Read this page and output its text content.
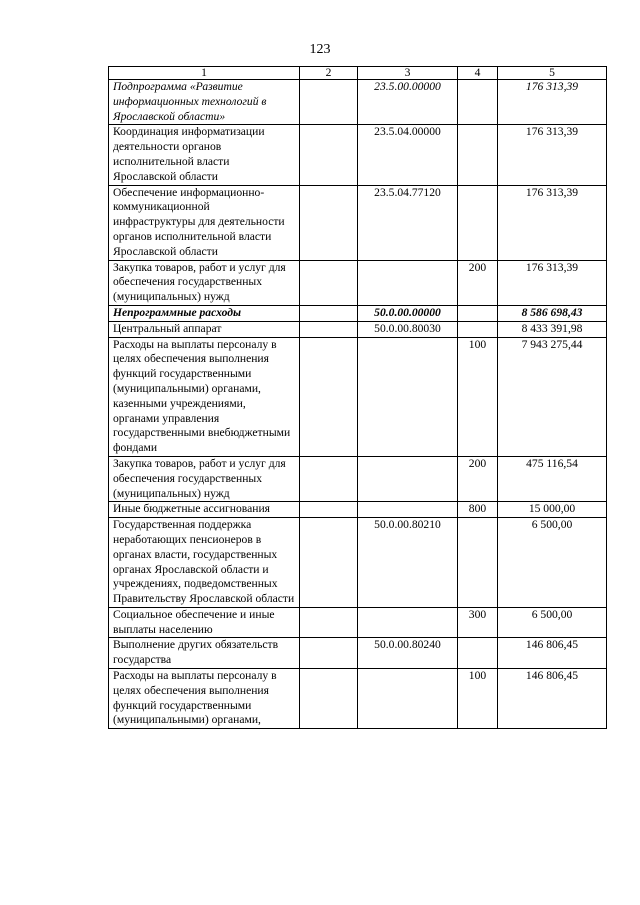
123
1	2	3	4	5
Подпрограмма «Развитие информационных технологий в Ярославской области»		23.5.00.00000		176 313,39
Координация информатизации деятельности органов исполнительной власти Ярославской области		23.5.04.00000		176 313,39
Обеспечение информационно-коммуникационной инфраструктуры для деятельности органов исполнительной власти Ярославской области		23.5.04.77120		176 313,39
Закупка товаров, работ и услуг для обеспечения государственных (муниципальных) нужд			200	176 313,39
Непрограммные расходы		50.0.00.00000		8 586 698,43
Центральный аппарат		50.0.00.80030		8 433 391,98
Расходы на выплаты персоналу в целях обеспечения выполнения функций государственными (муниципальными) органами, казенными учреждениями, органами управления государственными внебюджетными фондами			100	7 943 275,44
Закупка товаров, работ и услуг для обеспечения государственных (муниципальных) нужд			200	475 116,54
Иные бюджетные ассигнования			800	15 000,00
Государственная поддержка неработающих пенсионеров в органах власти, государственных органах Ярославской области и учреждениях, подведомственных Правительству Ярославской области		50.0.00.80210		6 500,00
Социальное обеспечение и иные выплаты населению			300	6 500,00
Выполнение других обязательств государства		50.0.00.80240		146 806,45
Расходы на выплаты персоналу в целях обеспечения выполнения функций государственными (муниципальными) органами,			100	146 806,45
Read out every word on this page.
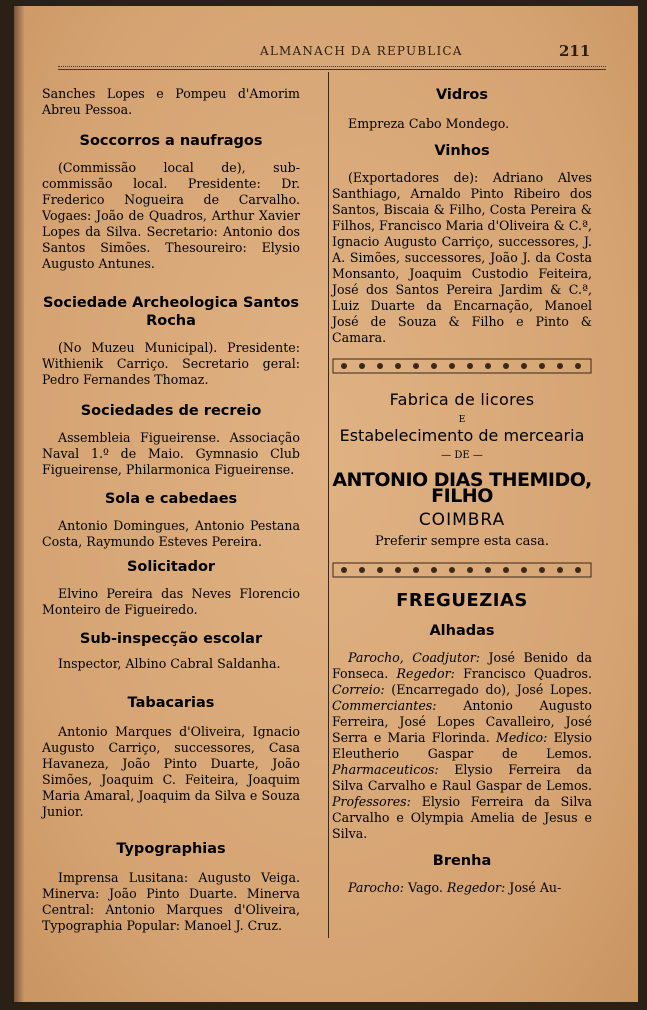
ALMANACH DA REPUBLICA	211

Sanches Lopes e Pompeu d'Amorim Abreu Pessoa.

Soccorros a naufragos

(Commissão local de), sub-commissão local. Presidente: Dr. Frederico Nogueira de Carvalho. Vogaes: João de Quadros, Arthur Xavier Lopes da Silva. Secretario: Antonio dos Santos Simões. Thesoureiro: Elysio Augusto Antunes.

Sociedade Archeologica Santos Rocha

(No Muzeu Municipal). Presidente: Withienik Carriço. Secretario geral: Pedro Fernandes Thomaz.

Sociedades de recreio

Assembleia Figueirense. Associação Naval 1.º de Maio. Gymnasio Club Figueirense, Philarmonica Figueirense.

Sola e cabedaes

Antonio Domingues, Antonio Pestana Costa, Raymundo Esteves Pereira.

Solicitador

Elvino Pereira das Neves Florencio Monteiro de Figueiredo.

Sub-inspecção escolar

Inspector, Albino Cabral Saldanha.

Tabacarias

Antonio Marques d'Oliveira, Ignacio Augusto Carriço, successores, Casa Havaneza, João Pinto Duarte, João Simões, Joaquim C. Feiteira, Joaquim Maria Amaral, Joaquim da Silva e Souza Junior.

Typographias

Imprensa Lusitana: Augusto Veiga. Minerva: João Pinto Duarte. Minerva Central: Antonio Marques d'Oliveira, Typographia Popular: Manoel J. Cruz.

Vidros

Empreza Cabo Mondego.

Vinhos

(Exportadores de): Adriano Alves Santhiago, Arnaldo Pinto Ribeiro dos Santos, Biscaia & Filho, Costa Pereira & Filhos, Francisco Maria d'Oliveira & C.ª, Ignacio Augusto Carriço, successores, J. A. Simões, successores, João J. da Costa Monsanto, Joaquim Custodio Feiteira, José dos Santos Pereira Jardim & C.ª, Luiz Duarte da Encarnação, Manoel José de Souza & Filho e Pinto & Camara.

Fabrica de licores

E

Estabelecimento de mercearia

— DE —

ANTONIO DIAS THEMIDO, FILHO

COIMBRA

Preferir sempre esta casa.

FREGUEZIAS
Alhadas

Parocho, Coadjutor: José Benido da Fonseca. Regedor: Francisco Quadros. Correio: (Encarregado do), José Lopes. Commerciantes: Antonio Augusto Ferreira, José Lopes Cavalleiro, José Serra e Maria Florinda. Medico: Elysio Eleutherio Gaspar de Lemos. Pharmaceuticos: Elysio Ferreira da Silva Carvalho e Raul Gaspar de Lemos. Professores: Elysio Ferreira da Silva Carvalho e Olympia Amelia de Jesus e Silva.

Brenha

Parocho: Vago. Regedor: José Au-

· · · · ·

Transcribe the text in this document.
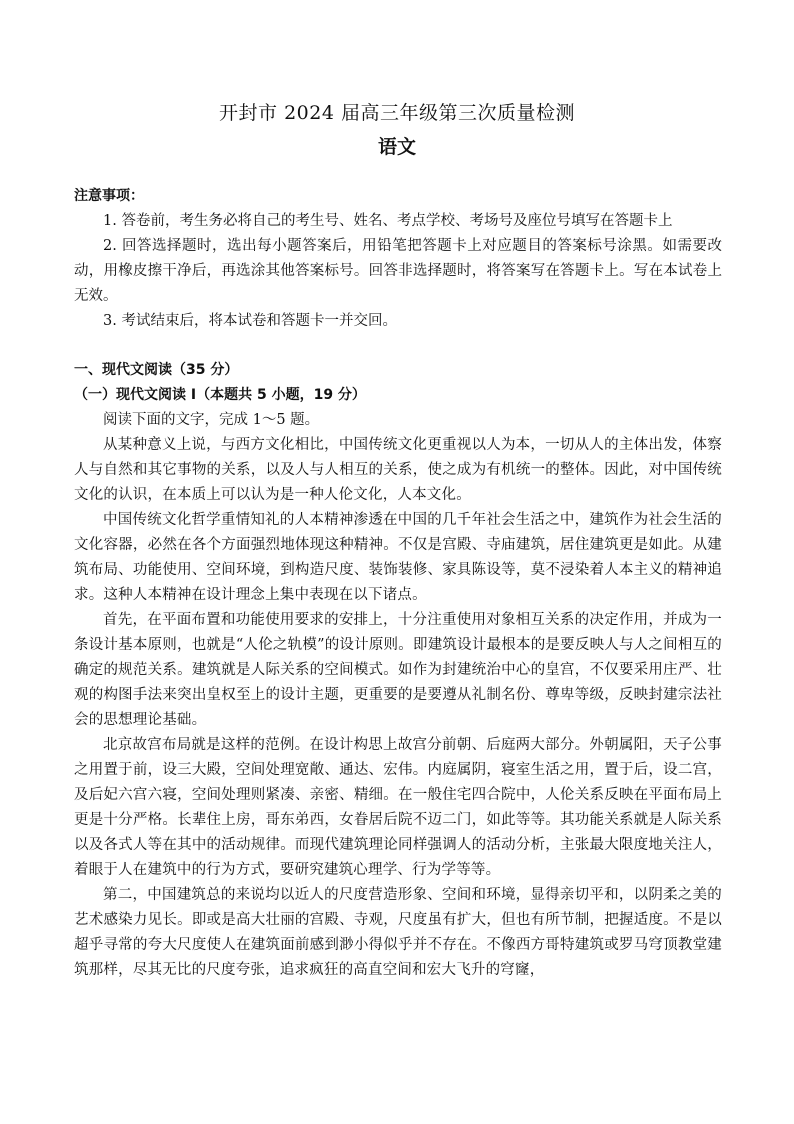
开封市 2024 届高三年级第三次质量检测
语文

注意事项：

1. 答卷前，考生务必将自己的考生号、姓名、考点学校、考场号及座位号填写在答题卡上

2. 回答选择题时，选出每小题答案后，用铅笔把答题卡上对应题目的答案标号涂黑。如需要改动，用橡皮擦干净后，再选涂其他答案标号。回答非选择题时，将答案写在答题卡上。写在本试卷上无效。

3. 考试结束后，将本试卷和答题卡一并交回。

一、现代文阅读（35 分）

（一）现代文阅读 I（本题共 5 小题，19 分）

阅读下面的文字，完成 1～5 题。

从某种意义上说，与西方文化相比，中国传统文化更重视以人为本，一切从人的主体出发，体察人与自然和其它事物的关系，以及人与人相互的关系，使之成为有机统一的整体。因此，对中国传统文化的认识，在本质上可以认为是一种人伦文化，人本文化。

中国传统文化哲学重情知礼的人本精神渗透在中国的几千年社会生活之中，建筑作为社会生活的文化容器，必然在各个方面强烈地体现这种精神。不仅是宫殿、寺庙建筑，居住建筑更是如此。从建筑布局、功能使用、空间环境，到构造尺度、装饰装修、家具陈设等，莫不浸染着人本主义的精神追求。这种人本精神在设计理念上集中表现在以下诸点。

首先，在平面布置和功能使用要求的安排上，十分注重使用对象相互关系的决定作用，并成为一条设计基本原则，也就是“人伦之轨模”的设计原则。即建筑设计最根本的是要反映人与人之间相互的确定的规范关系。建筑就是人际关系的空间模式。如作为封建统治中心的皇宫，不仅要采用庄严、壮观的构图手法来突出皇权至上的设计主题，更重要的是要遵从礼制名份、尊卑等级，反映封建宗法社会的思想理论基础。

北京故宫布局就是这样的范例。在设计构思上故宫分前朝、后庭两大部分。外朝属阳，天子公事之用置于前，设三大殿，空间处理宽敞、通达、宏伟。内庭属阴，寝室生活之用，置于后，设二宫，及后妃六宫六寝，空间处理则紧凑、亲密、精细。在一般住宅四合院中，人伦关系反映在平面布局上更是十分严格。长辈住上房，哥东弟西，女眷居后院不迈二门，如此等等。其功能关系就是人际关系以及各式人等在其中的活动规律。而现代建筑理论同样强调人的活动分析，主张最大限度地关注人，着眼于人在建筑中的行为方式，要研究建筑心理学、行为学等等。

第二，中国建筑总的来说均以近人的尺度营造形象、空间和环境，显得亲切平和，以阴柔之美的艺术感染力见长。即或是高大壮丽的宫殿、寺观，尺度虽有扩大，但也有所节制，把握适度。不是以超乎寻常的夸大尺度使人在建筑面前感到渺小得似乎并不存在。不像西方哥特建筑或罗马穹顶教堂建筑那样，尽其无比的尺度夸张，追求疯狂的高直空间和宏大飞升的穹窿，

· · · · ·

**TASK TO COMPLETE:** Say how many lines in the records hold "выполнения", with the number as the whole reply.

**FINISHED TASK:** 2